• DOCUMENT TEXT:
▬▬▬▬▬▬▬▬▬▬

Reality, it's just high density areas and thoroughfare. Plus I would sell them
to put cameras up in places that are known for dissident patrons. For five
years I did security integration (ip cameras, access control, etc). My
business partner was apart of Seattle wanting to do the same back when they
did the mesh network and I worked with a few smaller cities in the USA that
wanted bids and designs.

The amount of man power to monitor, disk space, IT infrastructure,
maintenance... yea. Whenever any city claims this or wants this, the reality
sets in real fast as "Oh my shit, we can't do this". A real security camera,
one that can run 24/7 in outdoor conditions, costs minimum $200 (Chinese ones)

▬▬▬▬▬▬▬▬▬▬

Data lines
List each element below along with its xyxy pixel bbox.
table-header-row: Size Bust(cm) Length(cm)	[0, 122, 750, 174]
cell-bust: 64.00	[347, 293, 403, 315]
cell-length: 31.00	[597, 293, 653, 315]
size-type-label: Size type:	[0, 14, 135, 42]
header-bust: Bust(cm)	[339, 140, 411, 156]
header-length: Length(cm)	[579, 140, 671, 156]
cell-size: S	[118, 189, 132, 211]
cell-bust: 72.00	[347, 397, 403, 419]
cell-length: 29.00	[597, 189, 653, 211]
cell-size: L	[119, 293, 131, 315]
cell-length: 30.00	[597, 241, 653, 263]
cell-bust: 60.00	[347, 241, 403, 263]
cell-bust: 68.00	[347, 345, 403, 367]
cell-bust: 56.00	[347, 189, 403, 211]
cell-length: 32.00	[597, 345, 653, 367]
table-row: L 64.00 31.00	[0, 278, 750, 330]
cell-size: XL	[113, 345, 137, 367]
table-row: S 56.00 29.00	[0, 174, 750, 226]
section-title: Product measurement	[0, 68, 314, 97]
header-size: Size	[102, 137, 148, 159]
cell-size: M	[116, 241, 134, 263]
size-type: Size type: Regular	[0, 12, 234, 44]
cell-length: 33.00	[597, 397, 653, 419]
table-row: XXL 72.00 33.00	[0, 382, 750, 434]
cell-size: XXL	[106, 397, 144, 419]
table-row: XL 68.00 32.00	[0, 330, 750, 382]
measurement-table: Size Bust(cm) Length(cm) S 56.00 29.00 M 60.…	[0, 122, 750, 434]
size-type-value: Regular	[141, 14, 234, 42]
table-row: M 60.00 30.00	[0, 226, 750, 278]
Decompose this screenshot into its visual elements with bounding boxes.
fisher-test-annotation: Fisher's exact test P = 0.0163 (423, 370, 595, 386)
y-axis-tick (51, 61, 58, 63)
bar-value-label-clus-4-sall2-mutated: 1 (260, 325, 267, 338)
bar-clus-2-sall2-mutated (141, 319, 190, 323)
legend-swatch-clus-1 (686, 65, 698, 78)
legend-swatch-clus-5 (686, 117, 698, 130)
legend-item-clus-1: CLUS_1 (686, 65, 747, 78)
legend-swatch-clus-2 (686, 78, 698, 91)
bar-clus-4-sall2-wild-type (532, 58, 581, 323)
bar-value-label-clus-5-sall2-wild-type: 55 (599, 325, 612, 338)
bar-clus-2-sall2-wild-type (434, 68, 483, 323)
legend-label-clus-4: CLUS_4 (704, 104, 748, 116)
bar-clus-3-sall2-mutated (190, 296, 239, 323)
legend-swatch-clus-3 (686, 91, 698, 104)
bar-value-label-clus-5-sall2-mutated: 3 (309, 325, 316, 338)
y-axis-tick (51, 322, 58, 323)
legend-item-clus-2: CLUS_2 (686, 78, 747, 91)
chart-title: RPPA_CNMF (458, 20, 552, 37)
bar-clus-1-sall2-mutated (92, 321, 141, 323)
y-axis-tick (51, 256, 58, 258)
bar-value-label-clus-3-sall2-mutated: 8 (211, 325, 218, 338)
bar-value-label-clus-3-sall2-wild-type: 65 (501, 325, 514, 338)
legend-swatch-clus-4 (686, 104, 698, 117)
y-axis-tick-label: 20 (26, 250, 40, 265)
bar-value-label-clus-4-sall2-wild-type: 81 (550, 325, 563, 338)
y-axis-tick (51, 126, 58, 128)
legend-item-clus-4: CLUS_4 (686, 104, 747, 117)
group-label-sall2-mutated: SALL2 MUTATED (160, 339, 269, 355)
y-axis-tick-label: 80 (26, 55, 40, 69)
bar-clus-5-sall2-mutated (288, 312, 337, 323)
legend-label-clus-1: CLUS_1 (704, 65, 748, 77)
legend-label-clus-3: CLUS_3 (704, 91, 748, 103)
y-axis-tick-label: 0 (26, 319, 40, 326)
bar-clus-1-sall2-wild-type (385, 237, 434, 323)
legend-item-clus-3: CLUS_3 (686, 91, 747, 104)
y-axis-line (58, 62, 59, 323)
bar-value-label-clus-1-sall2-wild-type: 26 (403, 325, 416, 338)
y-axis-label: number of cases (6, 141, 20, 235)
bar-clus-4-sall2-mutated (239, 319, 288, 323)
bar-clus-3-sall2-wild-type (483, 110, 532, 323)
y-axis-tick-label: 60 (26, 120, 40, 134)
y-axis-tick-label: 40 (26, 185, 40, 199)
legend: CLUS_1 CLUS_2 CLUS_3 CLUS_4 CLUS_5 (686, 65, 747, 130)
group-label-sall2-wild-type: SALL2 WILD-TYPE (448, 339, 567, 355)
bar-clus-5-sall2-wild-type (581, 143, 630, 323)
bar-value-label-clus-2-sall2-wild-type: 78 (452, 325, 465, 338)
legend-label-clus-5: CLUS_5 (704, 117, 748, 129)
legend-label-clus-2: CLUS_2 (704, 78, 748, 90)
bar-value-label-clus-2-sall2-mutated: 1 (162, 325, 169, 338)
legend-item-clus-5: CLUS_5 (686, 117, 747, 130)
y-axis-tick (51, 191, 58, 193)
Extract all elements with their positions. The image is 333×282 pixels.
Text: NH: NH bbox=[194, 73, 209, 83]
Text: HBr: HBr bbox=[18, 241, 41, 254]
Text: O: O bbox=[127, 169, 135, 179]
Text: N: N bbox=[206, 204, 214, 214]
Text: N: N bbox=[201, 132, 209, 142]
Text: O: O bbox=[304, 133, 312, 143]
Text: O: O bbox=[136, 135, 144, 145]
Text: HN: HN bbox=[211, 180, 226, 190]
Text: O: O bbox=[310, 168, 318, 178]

▬▬▬▬▬▬▬▬▬▬

• GIVEN INSTRUCTION A: Copy the records verbatim, beginning with the first line of the records and continuing through the line that contains "12, 234, 44]".
• GIVEN INSTRUCTION B: Carry on the forum post about the cost of city surveillance cameras, beginning immediately after its final sentence.

• ANSWER A:
List each element below along with its xyxy pixel bbox.
table-header-row: Size Bust(cm) Length(cm)	[0, 122, 750, 174]
cell-bust: 64.00	[347, 293, 403, 315]
cell-length: 31.00	[597, 293, 653, 315]
size-type-label: Size type:	[0, 14, 135, 42]
header-bust: Bust(cm)	[339, 140, 411, 156]
header-length: Length(cm)	[579, 140, 671, 156]
cell-size: S	[118, 189, 132, 211]
cell-bust: 72.00	[347, 397, 403, 419]
cell-length: 29.00	[597, 189, 653, 211]
cell-size: L	[119, 293, 131, 315]
cell-length: 30.00	[597, 241, 653, 263]
cell-bust: 60.00	[347, 241, 403, 263]
cell-bust: 68.00	[347, 345, 403, 367]
cell-bust: 56.00	[347, 189, 403, 211]
cell-length: 32.00	[597, 345, 653, 367]
table-row: L 64.00 31.00	[0, 278, 750, 330]
cell-size: XL	[113, 345, 137, 367]
table-row: S 56.00 29.00	[0, 174, 750, 226]
section-title: Product measurement	[0, 68, 314, 97]
header-size: Size	[102, 137, 148, 159]
cell-size: M	[116, 241, 134, 263]
size-type: Size type: Regular	[0, 12, 234, 44]

• ANSWER B:
or you're replacing them every 1-2 years. I have had plenty of people who said
I was wrong nad price gouging them. They later always had to buy the cameras I
recommend before the 2 year mark hits. Dahua has decent cameras (still dog
shit especially when it comes to view distance) starting at $200 each. But
they do last a decent amount of time. 5 to 8 years. $500-$800 is the magic
range (my opinion) for good quality Chinese cameras. But same goes for Bosch,
Axis, etc. But the camera is your cheapest cost. The shear cost of all the
support equipment, infrastructure, electricity, manpower... Especially with a
city, it'd need such a high bitrate to have any type of resolution that
matters with all that movement. You run into petabytes weekly at the minimum
for a place like Beijing. Oh, I totally forgot about the video management
system. Licenses are per camera on most of them. You have to pay like $50-$200
per camera for the software. Then all the servers to run the federated system.
Don't get me wrong, every integrator wants a city (especially Beijing size) to
say "Hey, we want 100% coverage in our city". That's retirement in one job.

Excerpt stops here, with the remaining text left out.